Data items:
---

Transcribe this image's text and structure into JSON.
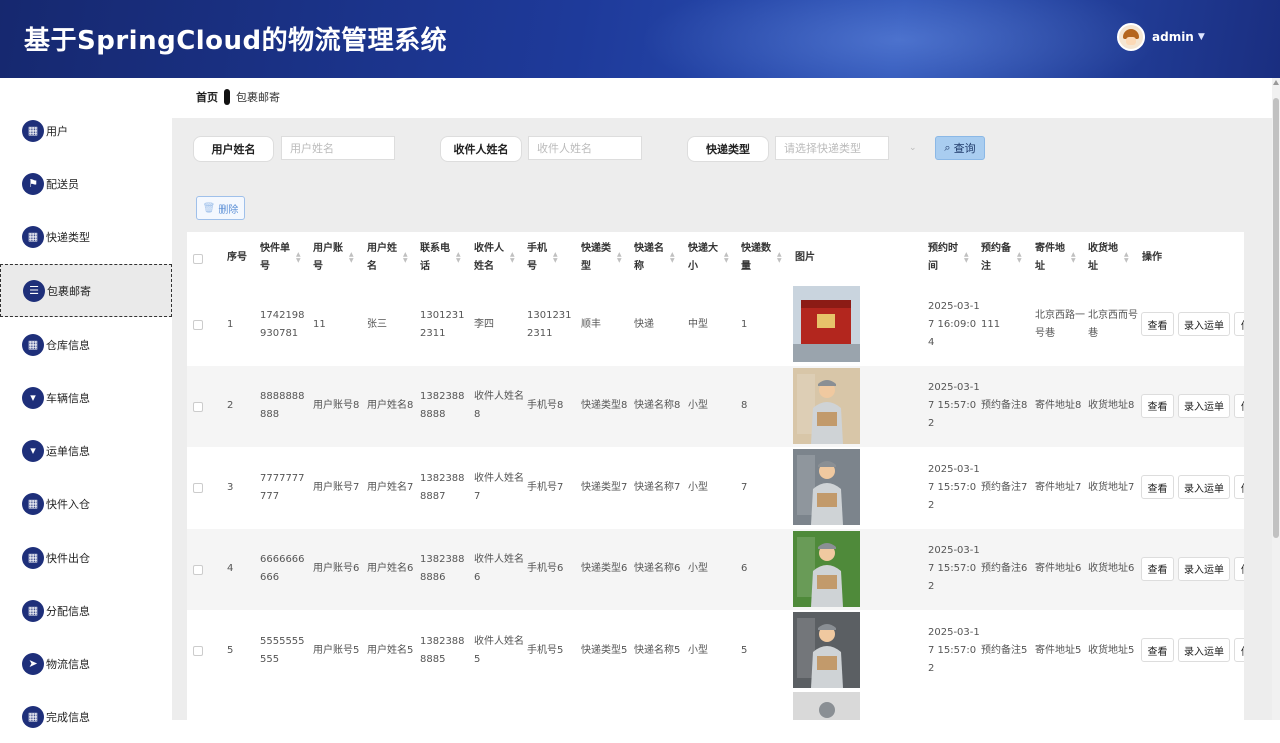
{
  "header": {
    "title": "基于SpringCloud的物流管理系统",
    "username": "admin"
  },
  "sidebar": {
    "items": [
      {
        "label": "用户",
        "icon": "grid-icon"
      },
      {
        "label": "配送员",
        "icon": "flag-icon"
      },
      {
        "label": "快递类型",
        "icon": "grid-icon"
      },
      {
        "label": "包裹邮寄",
        "icon": "list-icon",
        "active": true
      },
      {
        "label": "仓库信息",
        "icon": "grid-icon"
      },
      {
        "label": "车辆信息",
        "icon": "tag-icon"
      },
      {
        "label": "运单信息",
        "icon": "tag-icon"
      },
      {
        "label": "快件入仓",
        "icon": "grid-icon"
      },
      {
        "label": "快件出仓",
        "icon": "grid-icon"
      },
      {
        "label": "分配信息",
        "icon": "grid-icon"
      },
      {
        "label": "物流信息",
        "icon": "send-icon"
      },
      {
        "label": "完成信息",
        "icon": "grid-icon"
      }
    ]
  },
  "breadcrumb": {
    "home": "首页",
    "current": "包裹邮寄"
  },
  "search": {
    "user_name_label": "用户姓名",
    "user_name_placeholder": "用户姓名",
    "receiver_label": "收件人姓名",
    "receiver_placeholder": "收件人姓名",
    "type_label": "快递类型",
    "type_placeholder": "请选择快递类型",
    "query_label": "查询"
  },
  "toolbar": {
    "delete_label": "删除"
  },
  "table": {
    "headers": {
      "index": "序号",
      "no": "快件单号",
      "account": "用户账号",
      "name": "用户姓名",
      "phone": "联系电话",
      "receiver": "收件人姓名",
      "mobile": "手机号",
      "type": "快递类型",
      "ename": "快递名称",
      "size": "快递大小",
      "qty": "快递数量",
      "image": "图片",
      "time": "预约时间",
      "remark": "预约备注",
      "from": "寄件地址",
      "to": "收货地址",
      "ops": "操作"
    },
    "actions": {
      "view": "查看",
      "enter": "录入运单",
      "more": "修"
    },
    "rows": [
      {
        "index": "1",
        "no": "1742198930781",
        "account": "11",
        "name": "张三",
        "phone": "13012312311",
        "receiver": "李四",
        "mobile": "13012312311",
        "type": "顺丰",
        "ename": "快递",
        "size": "中型",
        "qty": "1",
        "time": "2025-03-17 16:09:04",
        "remark": "111",
        "from": "北京西路一号巷",
        "to": "北京西而号巷",
        "img": "box"
      },
      {
        "index": "2",
        "no": "8888888888",
        "account": "用户账号8",
        "name": "用户姓名8",
        "phone": "13823888888",
        "receiver": "收件人姓名8",
        "mobile": "手机号8",
        "type": "快递类型8",
        "ename": "快递名称8",
        "size": "小型",
        "qty": "8",
        "time": "2025-03-17 15:57:02",
        "remark": "预约备注8",
        "from": "寄件地址8",
        "to": "收货地址8",
        "img": "person"
      },
      {
        "index": "3",
        "no": "7777777777",
        "account": "用户账号7",
        "name": "用户姓名7",
        "phone": "13823888887",
        "receiver": "收件人姓名7",
        "mobile": "手机号7",
        "type": "快递类型7",
        "ename": "快递名称7",
        "size": "小型",
        "qty": "7",
        "time": "2025-03-17 15:57:02",
        "remark": "预约备注7",
        "from": "寄件地址7",
        "to": "收货地址7",
        "img": "person"
      },
      {
        "index": "4",
        "no": "6666666666",
        "account": "用户账号6",
        "name": "用户姓名6",
        "phone": "13823888886",
        "receiver": "收件人姓名6",
        "mobile": "手机号6",
        "type": "快递类型6",
        "ename": "快递名称6",
        "size": "小型",
        "qty": "6",
        "time": "2025-03-17 15:57:02",
        "remark": "预约备注6",
        "from": "寄件地址6",
        "to": "收货地址6",
        "img": "person"
      },
      {
        "index": "5",
        "no": "5555555555",
        "account": "用户账号5",
        "name": "用户姓名5",
        "phone": "13823888885",
        "receiver": "收件人姓名5",
        "mobile": "手机号5",
        "type": "快递类型5",
        "ename": "快递名称5",
        "size": "小型",
        "qty": "5",
        "time": "2025-03-17 15:57:02",
        "remark": "预约备注5",
        "from": "寄件地址5",
        "to": "收货地址5",
        "img": "person"
      }
    ]
  },
  "colors": {
    "header": "#1e3a9a",
    "sidebar_icon": "#1e2f7a",
    "query_button": "#a9cdf0",
    "main_bg": "#ededed"
  }
}
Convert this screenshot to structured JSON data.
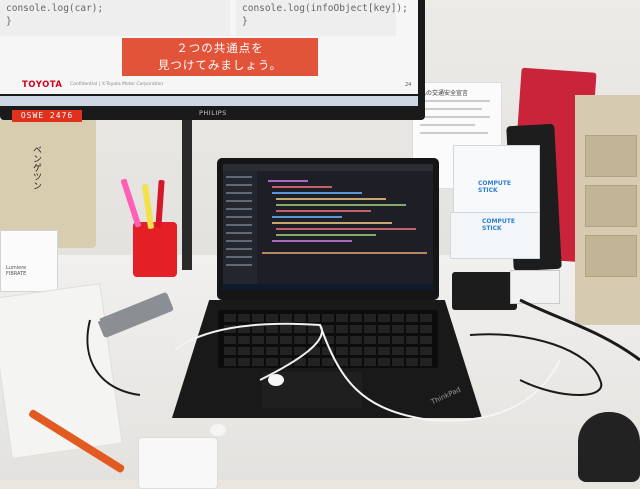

---

**TASK INSTRUCTIONS**
Which lines of the data include "index"? Copy each of them.

**FULL OUTPUT**
      "index": "序号",
        "index": "1",
        "index": "2",
        "index": "3",
        "index": "4",
        "index": "5",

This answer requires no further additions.